--- START INPUT ---

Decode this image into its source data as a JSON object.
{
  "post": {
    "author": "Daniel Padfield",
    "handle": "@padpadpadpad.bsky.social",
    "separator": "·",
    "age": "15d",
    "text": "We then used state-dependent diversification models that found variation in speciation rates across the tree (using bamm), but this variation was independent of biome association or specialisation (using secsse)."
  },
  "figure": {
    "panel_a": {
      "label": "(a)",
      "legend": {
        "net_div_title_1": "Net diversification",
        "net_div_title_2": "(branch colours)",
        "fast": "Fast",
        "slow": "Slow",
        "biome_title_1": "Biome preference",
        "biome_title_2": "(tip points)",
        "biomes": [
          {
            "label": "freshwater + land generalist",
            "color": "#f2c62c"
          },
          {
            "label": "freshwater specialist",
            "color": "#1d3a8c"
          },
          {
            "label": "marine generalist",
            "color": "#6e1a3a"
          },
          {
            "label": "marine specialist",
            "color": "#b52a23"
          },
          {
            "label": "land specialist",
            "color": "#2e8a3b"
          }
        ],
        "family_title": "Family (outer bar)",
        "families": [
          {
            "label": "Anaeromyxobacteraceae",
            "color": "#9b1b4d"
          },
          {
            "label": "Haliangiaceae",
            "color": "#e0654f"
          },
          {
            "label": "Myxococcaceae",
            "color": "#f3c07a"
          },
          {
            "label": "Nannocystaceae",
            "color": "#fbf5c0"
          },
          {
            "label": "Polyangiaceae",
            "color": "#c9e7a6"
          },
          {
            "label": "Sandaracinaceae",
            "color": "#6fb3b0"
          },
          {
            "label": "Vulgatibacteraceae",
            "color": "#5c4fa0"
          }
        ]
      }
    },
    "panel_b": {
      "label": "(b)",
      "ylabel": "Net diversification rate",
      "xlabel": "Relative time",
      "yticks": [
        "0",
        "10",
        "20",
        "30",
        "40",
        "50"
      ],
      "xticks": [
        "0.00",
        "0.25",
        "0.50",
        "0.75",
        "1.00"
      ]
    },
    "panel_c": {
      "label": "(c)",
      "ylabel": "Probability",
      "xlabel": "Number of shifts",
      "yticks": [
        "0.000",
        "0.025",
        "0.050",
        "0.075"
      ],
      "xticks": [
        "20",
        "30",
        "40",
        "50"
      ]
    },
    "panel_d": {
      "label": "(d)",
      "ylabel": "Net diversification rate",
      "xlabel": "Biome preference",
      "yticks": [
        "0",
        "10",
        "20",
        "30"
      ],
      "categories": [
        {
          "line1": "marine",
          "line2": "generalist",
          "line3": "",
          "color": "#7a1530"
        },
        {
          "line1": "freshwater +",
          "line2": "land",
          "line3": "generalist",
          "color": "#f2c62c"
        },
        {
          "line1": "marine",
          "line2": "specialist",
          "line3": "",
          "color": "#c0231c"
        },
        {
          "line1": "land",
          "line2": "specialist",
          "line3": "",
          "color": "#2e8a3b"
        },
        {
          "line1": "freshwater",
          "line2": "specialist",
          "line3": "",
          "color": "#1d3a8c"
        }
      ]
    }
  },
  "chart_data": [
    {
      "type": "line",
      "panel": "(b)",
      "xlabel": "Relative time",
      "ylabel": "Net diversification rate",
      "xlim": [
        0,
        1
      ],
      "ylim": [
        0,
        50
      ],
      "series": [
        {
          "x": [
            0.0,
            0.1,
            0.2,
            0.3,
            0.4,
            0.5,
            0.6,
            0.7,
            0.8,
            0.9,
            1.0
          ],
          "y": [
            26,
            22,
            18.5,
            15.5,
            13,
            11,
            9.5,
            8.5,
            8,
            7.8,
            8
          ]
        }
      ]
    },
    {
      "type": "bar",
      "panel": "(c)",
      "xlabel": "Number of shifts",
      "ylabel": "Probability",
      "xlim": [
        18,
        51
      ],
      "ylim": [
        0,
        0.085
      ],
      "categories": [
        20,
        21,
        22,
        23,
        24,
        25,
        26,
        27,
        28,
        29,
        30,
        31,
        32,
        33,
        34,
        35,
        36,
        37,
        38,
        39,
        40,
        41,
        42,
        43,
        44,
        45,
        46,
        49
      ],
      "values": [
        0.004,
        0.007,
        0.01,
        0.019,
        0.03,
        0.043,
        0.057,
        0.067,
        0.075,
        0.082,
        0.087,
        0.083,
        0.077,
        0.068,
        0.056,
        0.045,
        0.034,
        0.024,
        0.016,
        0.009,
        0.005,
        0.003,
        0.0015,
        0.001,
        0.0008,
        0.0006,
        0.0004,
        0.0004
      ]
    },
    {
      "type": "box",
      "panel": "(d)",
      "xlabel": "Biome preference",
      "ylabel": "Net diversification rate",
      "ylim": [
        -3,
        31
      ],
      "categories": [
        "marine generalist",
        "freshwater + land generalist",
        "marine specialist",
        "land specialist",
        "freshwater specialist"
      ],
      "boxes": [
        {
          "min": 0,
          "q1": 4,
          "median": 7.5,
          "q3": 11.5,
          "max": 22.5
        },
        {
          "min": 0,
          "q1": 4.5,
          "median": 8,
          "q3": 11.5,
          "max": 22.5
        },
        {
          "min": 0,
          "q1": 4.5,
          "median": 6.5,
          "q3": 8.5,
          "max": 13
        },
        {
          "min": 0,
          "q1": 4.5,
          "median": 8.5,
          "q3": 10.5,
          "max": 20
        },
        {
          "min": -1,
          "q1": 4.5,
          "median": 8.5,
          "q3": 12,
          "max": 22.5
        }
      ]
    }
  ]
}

--- END INPUT ---

▶ _WHAT IS NEEDED_:
Return the entries above exactly as they appear.

▶ _OUTPUT FOR THIS TASK_:
Decode this image into its source data as a JSON object.
{
  "post": {
    "author": "Daniel Padfield",
    "handle": "@padpadpadpad.bsky.social",
    "separator": "·",
    "age": "15d",
    "text": "We then used state-dependent diversification models that found variation in speciation rates across the tree (using bamm), but this variation was independent of biome association or specialisation (using secsse)."
  },
  "figure": {
    "panel_a": {
      "label": "(a)",
      "legend": {
        "net_div_title_1": "Net diversification",
        "net_div_title_2": "(branch colours)",
        "fast": "Fast",
        "slow": "Slow",
        "biome_title_1": "Biome preference",
        "biome_title_2": "(tip points)",
        "biomes": [
          {
            "label": "freshwater + land generalist",
            "color": "#f2c62c"
          },
          {
            "label": "freshwater specialist",
            "color": "#1d3a8c"
          },
          {
            "label": "marine generalist",
            "color": "#6e1a3a"
          },
          {
            "label": "marine specialist",
            "color": "#b52a23"
          },
          {
            "label": "land specialist",
            "color": "#2e8a3b"
          }
        ],
        "family_title": "Family (outer bar)",
        "families": [
          {
            "label": "Anaeromyxobacteraceae",
            "color": "#9b1b4d"
          },
          {
            "label": "Haliangiaceae",
            "color": "#e0654f"
          },
          {
            "label": "Myxococcaceae",
            "color": "#f3c07a"
          },
          {
            "label": "Nannocystaceae",
            "color": "#fbf5c0"
          },
          {
            "label": "Polyangiaceae",
            "color": "#c9e7a6"
          },
          {
            "label": "Sandaracinaceae",
            "color": "#6fb3b0"
          },
          {
            "label": "Vulgatibacteraceae",
            "color": "#5c4fa0"
          }
        ]
      }
    },
    "panel_b": {
      "label": "(b)",
      "ylabel": "Net diversification rate",
      "xlabel": "Relative time",
      "yticks": [
        "0",
        "10",
        "20",
        "30",
        "40",
        "50"
      ],
      "xticks": [
        "0.00",
        "0.25",
        "0.50",
        "0.75",
        "1.00"
      ]
    },
    "panel_c": {
      "label": "(c)",
      "ylabel": "Probability",
      "xlabel": "Number of shifts",
      "yticks": [
        "0.000",
        "0.025",
        "0.050",
        "0.075"
      ],
      "xticks": [
        "20",
        "30",
        "40",
        "50"
      ]
    },
    "panel_d": {
      "label": "(d)",
      "ylabel": "Net diversification rate",
      "xlabel": "Biome preference",
      "yticks": [
        "0",
        "10",
        "20",
        "30"
      ],
      "categories": [
        {
          "line1": "marine",
          "line2": "generalist",
          "line3": "",
          "color": "#7a1530"
        },
        {
          "line1": "freshwater +",
          "line2": "land",
          "line3": "generalist",
          "color": "#f2c62c"
        },
        {
          "line1": "marine",
          "line2": "specialist",
          "line3": "",
          "color": "#c0231c"
        },
        {
          "line1": "land",
          "line2": "specialist",
          "line3": "",
          "color": "#2e8a3b"
        },
        {
          "line1": "freshwater",
          "line2": "specialist",
          "line3": "",
          "color": "#1d3a8c"
        }
      ]
    }
  },
  "chart_data": [
    {
      "type": "line",
      "panel": "(b)",
      "xlabel": "Relative time",
      "ylabel": "Net diversification rate",
      "xlim": [
        0,
        1
      ],
      "ylim": [
        0,
        50
      ],
      "series": [
        {
          "x": [
            0.0,
            0.1,
            0.2,
            0.3,
            0.4,
            0.5,
            0.6,
            0.7,
            0.8,
            0.9,
            1.0
          ],
          "y": [
            26,
            22,
            18.5,
            15.5,
            13,
            11,
            9.5,
            8.5,
            8,
            7.8,
            8
          ]
        }
      ]
    },
    {
      "type": "bar",
      "panel": "(c)",
      "xlabel": "Number of shifts",
      "ylabel": "Probability",
      "xlim": [
        18,
        51
      ],
      "ylim": [
        0,
        0.085
      ],
      "categories": [
        20,
        21,
        22,
        23,
        24,
        25,
        26,
        27,
        28,
        29,
        30,
        31,
        32,
        33,
        34,
        35,
        36,
        37,
        38,
        39,
        40,
        41,
        42,
        43,
        44,
        45,
        46,
        49
      ],
      "values": [
        0.004,
        0.007,
        0.01,
        0.019,
        0.03,
        0.043,
        0.057,
        0.067,
        0.075,
        0.082,
        0.087,
        0.083,
        0.077,
        0.068,
        0.056,
        0.045,
        0.034,
        0.024,
        0.016,
        0.009,
        0.005,
        0.003,
        0.0015,
        0.001,
        0.0008,
        0.0006,
        0.0004,
        0.0004
      ]
    },
    {
      "type": "box",
      "panel": "(d)",
      "xlabel": "Biome preference",
      "ylabel": "Net diversification rate",
      "ylim": [
        -3,
        31
      ],
      "categories": [
        "marine generalist",
        "freshwater + land generalist",
        "marine specialist",
        "land specialist",
        "freshwater specialist"
      ],
      "boxes": [
        {
          "min": 0,
          "q1": 4,
          "median": 7.5,
          "q3": 11.5,
          "max": 22.5
        },
        {
          "min": 0,
          "q1": 4.5,
          "median": 8,
          "q3": 11.5,
          "max": 22.5
        },
        {
          "min": 0,
          "q1": 4.5,
          "median": 6.5,
          "q3": 8.5,
          "max": 13
        },
        {
          "min": 0,
          "q1": 4.5,
          "median": 8.5,
          "q3": 10.5,
          "max": 20
        },
        {
          "min": -1,
          "q1": 4.5,
          "median": 8.5,
          "q3": 12,
          "max": 22.5
        }
      ]
    }
  ]
}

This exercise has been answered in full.